[Job] Write each record again exactly as it stands.

○ ○ ○ ○ ○ ○ ○

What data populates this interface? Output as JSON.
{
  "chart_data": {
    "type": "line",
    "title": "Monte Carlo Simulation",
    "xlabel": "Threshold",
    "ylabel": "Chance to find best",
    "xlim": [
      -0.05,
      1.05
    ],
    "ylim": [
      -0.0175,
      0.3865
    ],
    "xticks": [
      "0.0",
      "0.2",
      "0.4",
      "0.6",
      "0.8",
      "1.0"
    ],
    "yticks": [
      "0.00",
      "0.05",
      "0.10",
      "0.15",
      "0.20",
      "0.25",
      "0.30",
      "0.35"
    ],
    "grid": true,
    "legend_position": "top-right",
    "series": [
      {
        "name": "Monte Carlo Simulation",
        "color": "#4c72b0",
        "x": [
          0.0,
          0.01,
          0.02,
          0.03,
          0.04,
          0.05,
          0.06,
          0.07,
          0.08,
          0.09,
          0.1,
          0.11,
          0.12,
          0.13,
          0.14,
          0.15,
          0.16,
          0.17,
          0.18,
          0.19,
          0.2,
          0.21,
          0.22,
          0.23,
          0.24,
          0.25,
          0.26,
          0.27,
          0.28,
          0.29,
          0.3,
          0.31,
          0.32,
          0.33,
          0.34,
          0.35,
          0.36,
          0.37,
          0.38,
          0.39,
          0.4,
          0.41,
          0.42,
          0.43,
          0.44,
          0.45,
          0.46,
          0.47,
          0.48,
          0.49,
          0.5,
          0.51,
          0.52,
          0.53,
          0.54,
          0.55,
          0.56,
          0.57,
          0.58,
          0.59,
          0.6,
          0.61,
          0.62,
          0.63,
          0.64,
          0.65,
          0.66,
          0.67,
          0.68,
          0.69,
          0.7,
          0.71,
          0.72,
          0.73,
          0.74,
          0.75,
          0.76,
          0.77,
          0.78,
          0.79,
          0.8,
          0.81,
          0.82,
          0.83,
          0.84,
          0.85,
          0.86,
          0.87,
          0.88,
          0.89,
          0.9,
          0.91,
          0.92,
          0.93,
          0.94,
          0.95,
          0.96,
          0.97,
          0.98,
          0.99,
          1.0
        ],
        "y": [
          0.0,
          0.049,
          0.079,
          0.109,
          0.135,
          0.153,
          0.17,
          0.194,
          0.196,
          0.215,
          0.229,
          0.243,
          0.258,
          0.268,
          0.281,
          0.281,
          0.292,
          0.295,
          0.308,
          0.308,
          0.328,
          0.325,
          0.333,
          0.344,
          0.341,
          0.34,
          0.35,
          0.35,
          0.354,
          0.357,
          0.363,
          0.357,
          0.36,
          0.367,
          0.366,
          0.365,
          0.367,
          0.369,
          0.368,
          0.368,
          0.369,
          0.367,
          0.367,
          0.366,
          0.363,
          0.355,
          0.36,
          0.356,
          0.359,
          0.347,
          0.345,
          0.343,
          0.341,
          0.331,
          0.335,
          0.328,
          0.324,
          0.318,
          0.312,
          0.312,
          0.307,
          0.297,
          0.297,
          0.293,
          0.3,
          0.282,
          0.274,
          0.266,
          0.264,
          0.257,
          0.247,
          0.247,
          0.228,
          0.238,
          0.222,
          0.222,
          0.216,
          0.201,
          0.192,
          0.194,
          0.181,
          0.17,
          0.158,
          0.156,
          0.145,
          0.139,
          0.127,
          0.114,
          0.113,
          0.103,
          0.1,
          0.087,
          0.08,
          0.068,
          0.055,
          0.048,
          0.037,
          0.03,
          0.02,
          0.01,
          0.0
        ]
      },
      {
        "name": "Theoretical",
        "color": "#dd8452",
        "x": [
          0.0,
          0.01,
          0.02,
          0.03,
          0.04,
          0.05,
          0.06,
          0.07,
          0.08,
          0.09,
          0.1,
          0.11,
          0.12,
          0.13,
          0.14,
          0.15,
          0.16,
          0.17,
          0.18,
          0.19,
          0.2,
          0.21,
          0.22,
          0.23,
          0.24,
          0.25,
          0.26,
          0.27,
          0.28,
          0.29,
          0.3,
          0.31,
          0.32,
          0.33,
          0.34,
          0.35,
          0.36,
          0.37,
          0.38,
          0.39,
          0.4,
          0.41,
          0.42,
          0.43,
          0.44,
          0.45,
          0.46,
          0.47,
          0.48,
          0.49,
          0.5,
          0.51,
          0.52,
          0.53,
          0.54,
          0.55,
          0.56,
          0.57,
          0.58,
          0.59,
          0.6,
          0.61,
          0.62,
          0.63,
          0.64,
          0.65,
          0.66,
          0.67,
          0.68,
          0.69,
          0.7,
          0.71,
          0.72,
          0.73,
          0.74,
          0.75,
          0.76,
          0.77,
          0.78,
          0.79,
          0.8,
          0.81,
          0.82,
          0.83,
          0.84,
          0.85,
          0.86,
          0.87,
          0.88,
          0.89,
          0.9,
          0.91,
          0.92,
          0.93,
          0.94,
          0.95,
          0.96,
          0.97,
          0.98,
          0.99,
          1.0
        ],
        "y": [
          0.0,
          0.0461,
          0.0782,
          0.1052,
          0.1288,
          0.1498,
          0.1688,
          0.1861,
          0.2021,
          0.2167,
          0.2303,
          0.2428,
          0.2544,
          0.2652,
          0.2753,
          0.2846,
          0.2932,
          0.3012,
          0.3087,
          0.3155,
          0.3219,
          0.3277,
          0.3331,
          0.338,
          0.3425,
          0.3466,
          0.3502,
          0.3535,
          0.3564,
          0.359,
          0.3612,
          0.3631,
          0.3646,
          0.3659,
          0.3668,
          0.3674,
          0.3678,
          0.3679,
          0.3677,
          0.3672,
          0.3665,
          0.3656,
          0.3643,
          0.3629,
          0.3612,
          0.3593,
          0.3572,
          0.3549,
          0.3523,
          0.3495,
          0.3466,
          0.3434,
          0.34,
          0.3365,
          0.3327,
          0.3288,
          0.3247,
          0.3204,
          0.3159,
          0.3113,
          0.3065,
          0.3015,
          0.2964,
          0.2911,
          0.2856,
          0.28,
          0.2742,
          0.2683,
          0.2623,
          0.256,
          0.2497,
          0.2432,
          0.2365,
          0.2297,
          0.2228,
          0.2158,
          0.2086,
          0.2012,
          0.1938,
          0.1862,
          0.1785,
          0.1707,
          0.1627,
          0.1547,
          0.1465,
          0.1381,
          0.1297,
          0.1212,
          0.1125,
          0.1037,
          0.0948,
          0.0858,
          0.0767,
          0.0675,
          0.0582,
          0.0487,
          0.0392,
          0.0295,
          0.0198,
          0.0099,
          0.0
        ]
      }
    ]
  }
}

○ ○ ○ ○ ○ ○ ○

[Task result]
What data populates this interface? Output as JSON.
{
  "chart_data": {
    "type": "line",
    "title": "Monte Carlo Simulation",
    "xlabel": "Threshold",
    "ylabel": "Chance to find best",
    "xlim": [
      -0.05,
      1.05
    ],
    "ylim": [
      -0.0175,
      0.3865
    ],
    "xticks": [
      "0.0",
      "0.2",
      "0.4",
      "0.6",
      "0.8",
      "1.0"
    ],
    "yticks": [
      "0.00",
      "0.05",
      "0.10",
      "0.15",
      "0.20",
      "0.25",
      "0.30",
      "0.35"
    ],
    "grid": true,
    "legend_position": "top-right",
    "series": [
      {
        "name": "Monte Carlo Simulation",
        "color": "#4c72b0",
        "x": [
          0.0,
          0.01,
          0.02,
          0.03,
          0.04,
          0.05,
          0.06,
          0.07,
          0.08,
          0.09,
          0.1,
          0.11,
          0.12,
          0.13,
          0.14,
          0.15,
          0.16,
          0.17,
          0.18,
          0.19,
          0.2,
          0.21,
          0.22,
          0.23,
          0.24,
          0.25,
          0.26,
          0.27,
          0.28,
          0.29,
          0.3,
          0.31,
          0.32,
          0.33,
          0.34,
          0.35,
          0.36,
          0.37,
          0.38,
          0.39,
          0.4,
          0.41,
          0.42,
          0.43,
          0.44,
          0.45,
          0.46,
          0.47,
          0.48,
          0.49,
          0.5,
          0.51,
          0.52,
          0.53,
          0.54,
          0.55,
          0.56,
          0.57,
          0.58,
          0.59,
          0.6,
          0.61,
          0.62,
          0.63,
          0.64,
          0.65,
          0.66,
          0.67,
          0.68,
          0.69,
          0.7,
          0.71,
          0.72,
          0.73,
          0.74,
          0.75,
          0.76,
          0.77,
          0.78,
          0.79,
          0.8,
          0.81,
          0.82,
          0.83,
          0.84,
          0.85,
          0.86,
          0.87,
          0.88,
          0.89,
          0.9,
          0.91,
          0.92,
          0.93,
          0.94,
          0.95,
          0.96,
          0.97,
          0.98,
          0.99,
          1.0
        ],
        "y": [
          0.0,
          0.049,
          0.079,
          0.109,
          0.135,
          0.153,
          0.17,
          0.194,
          0.196,
          0.215,
          0.229,
          0.243,
          0.258,
          0.268,
          0.281,
          0.281,
          0.292,
          0.295,
          0.308,
          0.308,
          0.328,
          0.325,
          0.333,
          0.344,
          0.341,
          0.34,
          0.35,
          0.35,
          0.354,
          0.357,
          0.363,
          0.357,
          0.36,
          0.367,
          0.366,
          0.365,
          0.367,
          0.369,
          0.368,
          0.368,
          0.369,
          0.367,
          0.367,
          0.366,
          0.363,
          0.355,
          0.36,
          0.356,
          0.359,
          0.347,
          0.345,
          0.343,
          0.341,
          0.331,
          0.335,
          0.328,
          0.324,
          0.318,
          0.312,
          0.312,
          0.307,
          0.297,
          0.297,
          0.293,
          0.3,
          0.282,
          0.274,
          0.266,
          0.264,
          0.257,
          0.247,
          0.247,
          0.228,
          0.238,
          0.222,
          0.222,
          0.216,
          0.201,
          0.192,
          0.194,
          0.181,
          0.17,
          0.158,
          0.156,
          0.145,
          0.139,
          0.127,
          0.114,
          0.113,
          0.103,
          0.1,
          0.087,
          0.08,
          0.068,
          0.055,
          0.048,
          0.037,
          0.03,
          0.02,
          0.01,
          0.0
        ]
      },
      {
        "name": "Theoretical",
        "color": "#dd8452",
        "x": [
          0.0,
          0.01,
          0.02,
          0.03,
          0.04,
          0.05,
          0.06,
          0.07,
          0.08,
          0.09,
          0.1,
          0.11,
          0.12,
          0.13,
          0.14,
          0.15,
          0.16,
          0.17,
          0.18,
          0.19,
          0.2,
          0.21,
          0.22,
          0.23,
          0.24,
          0.25,
          0.26,
          0.27,
          0.28,
          0.29,
          0.3,
          0.31,
          0.32,
          0.33,
          0.34,
          0.35,
          0.36,
          0.37,
          0.38,
          0.39,
          0.4,
          0.41,
          0.42,
          0.43,
          0.44,
          0.45,
          0.46,
          0.47,
          0.48,
          0.49,
          0.5,
          0.51,
          0.52,
          0.53,
          0.54,
          0.55,
          0.56,
          0.57,
          0.58,
          0.59,
          0.6,
          0.61,
          0.62,
          0.63,
          0.64,
          0.65,
          0.66,
          0.67,
          0.68,
          0.69,
          0.7,
          0.71,
          0.72,
          0.73,
          0.74,
          0.75,
          0.76,
          0.77,
          0.78,
          0.79,
          0.8,
          0.81,
          0.82,
          0.83,
          0.84,
          0.85,
          0.86,
          0.87,
          0.88,
          0.89,
          0.9,
          0.91,
          0.92,
          0.93,
          0.94,
          0.95,
          0.96,
          0.97,
          0.98,
          0.99,
          1.0
        ],
        "y": [
          0.0,
          0.0461,
          0.0782,
          0.1052,
          0.1288,
          0.1498,
          0.1688,
          0.1861,
          0.2021,
          0.2167,
          0.2303,
          0.2428,
          0.2544,
          0.2652,
          0.2753,
          0.2846,
          0.2932,
          0.3012,
          0.3087,
          0.3155,
          0.3219,
          0.3277,
          0.3331,
          0.338,
          0.3425,
          0.3466,
          0.3502,
          0.3535,
          0.3564,
          0.359,
          0.3612,
          0.3631,
          0.3646,
          0.3659,
          0.3668,
          0.3674,
          0.3678,
          0.3679,
          0.3677,
          0.3672,
          0.3665,
          0.3656,
          0.3643,
          0.3629,
          0.3612,
          0.3593,
          0.3572,
          0.3549,
          0.3523,
          0.3495,
          0.3466,
          0.3434,
          0.34,
          0.3365,
          0.3327,
          0.3288,
          0.3247,
          0.3204,
          0.3159,
          0.3113,
          0.3065,
          0.3015,
          0.2964,
          0.2911,
          0.2856,
          0.28,
          0.2742,
          0.2683,
          0.2623,
          0.256,
          0.2497,
          0.2432,
          0.2365,
          0.2297,
          0.2228,
          0.2158,
          0.2086,
          0.2012,
          0.1938,
          0.1862,
          0.1785,
          0.1707,
          0.1627,
          0.1547,
          0.1465,
          0.1381,
          0.1297,
          0.1212,
          0.1125,
          0.1037,
          0.0948,
          0.0858,
          0.0767,
          0.0675,
          0.0582,
          0.0487,
          0.0392,
          0.0295,
          0.0198,
          0.0099,
          0.0
        ]
      }
    ]
  }
}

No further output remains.